> **What this task involves**
For every line in the data below that contains "marker", copy the line.

> **Dataset**
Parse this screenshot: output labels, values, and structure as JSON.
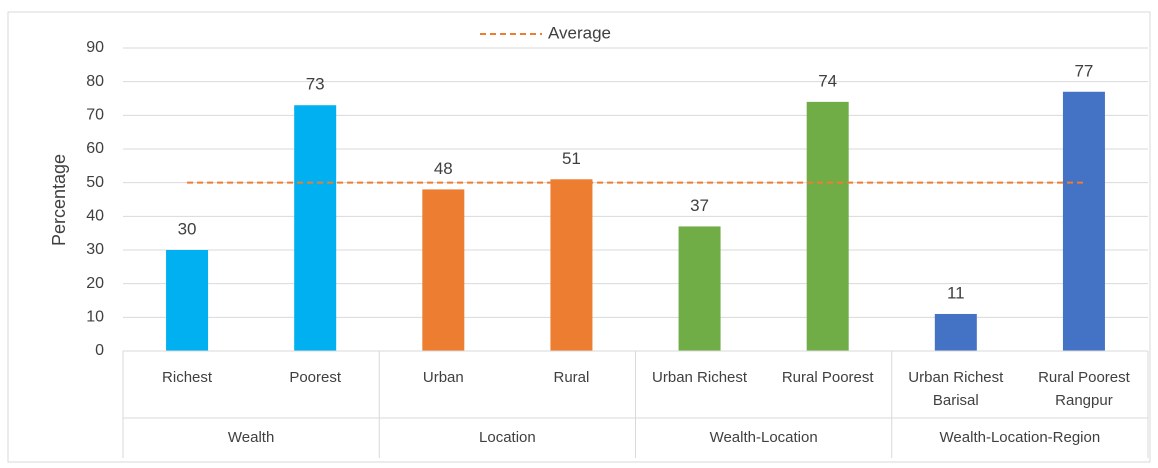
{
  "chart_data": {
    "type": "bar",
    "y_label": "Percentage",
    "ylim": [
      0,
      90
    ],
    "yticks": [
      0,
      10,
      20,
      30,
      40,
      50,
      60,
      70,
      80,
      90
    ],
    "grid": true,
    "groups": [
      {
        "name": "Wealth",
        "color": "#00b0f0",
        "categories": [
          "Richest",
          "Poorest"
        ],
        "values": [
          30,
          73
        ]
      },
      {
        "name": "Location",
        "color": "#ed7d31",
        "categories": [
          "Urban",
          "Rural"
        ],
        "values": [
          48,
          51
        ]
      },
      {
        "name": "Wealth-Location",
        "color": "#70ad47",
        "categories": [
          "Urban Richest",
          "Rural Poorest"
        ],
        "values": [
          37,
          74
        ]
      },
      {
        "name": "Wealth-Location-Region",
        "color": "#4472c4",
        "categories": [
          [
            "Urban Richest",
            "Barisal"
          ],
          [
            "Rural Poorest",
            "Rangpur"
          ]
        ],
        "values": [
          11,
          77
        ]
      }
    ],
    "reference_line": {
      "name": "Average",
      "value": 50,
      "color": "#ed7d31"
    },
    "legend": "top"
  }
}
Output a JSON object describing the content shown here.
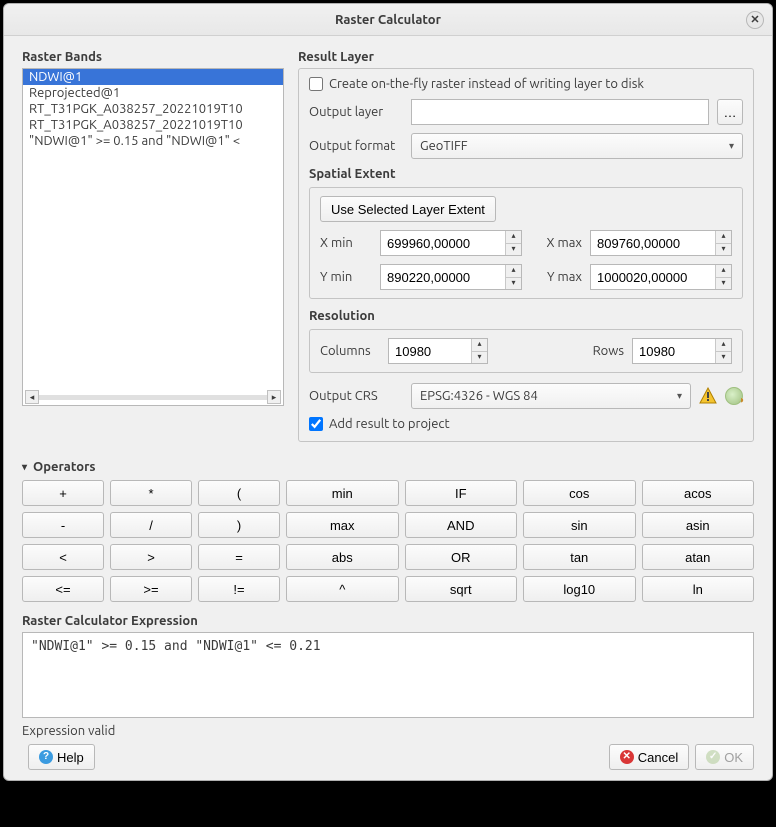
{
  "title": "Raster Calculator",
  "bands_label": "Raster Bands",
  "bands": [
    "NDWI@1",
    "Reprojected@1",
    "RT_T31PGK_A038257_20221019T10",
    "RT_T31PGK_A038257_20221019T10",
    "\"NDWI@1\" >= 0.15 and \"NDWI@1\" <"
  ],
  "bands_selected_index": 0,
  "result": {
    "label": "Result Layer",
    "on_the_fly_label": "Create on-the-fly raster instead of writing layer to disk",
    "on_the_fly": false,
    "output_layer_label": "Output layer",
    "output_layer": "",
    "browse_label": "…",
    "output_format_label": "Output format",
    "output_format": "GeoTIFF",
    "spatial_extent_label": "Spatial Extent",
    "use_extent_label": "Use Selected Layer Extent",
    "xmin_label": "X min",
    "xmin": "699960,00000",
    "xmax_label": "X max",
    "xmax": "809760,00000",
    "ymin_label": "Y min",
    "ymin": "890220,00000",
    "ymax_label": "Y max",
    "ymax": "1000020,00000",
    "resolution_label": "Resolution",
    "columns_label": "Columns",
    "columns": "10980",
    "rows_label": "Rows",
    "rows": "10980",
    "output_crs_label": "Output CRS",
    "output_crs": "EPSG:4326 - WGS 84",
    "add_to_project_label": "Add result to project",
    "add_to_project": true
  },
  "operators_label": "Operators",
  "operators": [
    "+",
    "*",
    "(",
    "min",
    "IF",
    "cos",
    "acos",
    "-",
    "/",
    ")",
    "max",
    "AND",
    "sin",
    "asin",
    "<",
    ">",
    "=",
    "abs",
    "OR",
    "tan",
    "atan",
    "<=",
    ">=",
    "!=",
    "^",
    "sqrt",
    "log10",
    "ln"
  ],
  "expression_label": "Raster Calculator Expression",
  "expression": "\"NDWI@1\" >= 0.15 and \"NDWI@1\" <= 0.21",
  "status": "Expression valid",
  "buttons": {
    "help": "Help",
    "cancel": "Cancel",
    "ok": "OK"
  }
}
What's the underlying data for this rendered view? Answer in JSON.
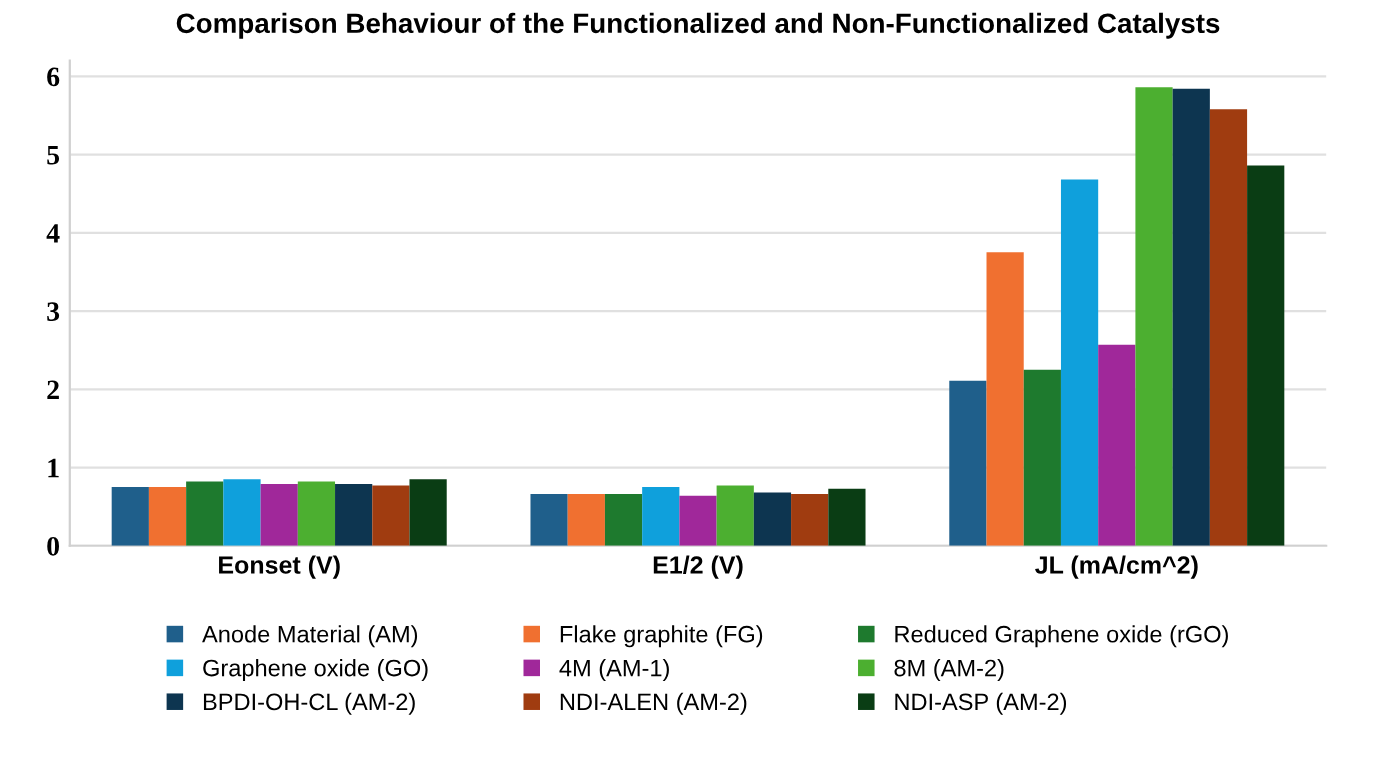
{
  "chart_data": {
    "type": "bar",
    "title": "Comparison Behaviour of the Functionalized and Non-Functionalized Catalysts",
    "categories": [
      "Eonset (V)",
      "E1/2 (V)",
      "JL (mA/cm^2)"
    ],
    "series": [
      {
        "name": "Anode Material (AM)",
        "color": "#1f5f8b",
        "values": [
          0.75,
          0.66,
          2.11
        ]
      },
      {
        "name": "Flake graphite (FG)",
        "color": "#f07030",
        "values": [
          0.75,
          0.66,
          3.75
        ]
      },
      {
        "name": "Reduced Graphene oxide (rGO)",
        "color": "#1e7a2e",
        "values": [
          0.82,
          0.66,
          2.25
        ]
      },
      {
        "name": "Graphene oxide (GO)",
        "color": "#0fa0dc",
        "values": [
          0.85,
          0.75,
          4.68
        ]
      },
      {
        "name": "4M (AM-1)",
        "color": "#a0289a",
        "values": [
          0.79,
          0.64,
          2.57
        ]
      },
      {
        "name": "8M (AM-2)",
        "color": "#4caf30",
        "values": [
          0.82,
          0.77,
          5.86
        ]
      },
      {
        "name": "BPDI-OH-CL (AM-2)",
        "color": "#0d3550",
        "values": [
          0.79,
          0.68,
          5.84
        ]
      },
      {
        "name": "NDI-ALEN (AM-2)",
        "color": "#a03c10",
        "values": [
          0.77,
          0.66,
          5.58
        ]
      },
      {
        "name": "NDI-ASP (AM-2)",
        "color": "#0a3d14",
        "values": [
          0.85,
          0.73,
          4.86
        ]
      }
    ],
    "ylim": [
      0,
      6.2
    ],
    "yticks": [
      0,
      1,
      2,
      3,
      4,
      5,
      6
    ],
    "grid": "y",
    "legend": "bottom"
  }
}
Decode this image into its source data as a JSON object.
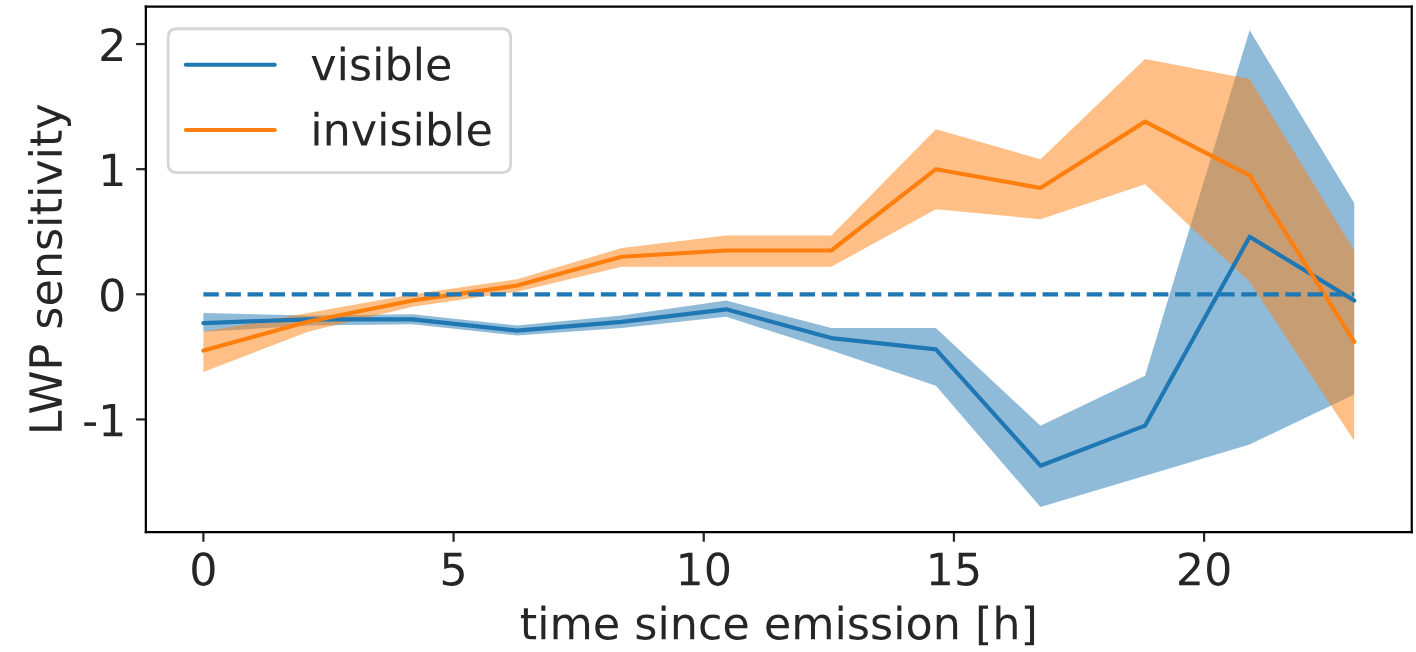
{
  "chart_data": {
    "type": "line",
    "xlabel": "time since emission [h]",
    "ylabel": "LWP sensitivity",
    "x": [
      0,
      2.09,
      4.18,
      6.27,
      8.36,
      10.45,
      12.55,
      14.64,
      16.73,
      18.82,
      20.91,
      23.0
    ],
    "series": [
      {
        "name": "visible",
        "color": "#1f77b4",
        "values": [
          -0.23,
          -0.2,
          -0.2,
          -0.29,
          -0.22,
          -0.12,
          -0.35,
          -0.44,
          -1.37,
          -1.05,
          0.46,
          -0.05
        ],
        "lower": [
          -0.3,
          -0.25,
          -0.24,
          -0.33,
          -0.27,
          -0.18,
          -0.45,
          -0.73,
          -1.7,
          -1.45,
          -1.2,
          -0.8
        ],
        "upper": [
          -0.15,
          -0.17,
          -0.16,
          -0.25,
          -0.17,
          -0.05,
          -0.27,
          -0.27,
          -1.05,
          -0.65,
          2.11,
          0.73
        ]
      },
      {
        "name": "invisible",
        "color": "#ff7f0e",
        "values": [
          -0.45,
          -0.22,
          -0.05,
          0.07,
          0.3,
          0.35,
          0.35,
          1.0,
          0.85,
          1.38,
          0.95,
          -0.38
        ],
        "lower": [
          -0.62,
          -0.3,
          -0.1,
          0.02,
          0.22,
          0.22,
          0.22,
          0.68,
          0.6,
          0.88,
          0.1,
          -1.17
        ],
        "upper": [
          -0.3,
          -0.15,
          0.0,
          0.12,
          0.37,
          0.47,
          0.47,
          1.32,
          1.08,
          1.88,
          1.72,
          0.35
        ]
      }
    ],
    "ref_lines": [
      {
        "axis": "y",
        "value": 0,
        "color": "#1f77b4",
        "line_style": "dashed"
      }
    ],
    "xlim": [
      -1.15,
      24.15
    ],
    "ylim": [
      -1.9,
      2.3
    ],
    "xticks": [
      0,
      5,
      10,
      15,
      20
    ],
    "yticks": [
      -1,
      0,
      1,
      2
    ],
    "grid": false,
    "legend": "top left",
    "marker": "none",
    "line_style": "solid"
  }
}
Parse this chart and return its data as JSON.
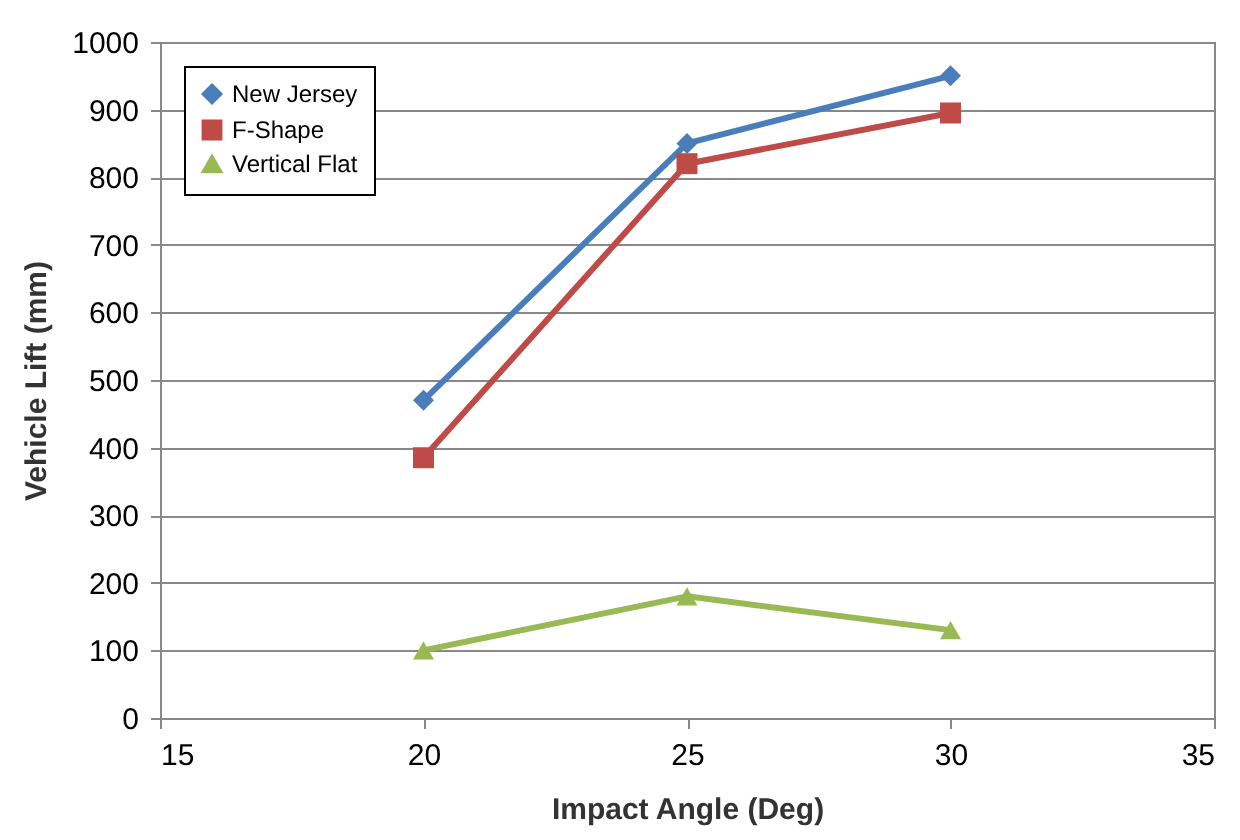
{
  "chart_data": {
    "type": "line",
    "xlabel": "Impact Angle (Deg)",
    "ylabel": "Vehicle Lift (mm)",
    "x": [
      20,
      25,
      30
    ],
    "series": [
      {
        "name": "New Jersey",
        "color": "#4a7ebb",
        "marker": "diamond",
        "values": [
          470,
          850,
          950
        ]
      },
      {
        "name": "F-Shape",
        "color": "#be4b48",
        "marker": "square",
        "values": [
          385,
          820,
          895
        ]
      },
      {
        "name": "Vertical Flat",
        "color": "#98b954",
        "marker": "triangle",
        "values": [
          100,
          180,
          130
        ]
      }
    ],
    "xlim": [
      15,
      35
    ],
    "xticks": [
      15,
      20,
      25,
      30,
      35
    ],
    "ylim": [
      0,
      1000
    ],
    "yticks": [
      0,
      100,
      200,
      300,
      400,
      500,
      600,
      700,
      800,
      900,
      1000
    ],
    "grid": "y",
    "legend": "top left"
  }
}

> **Exercise answer**
    "marker": "none",
        "marker": "diamond",
        "marker": "square",
        "marker": "triangle",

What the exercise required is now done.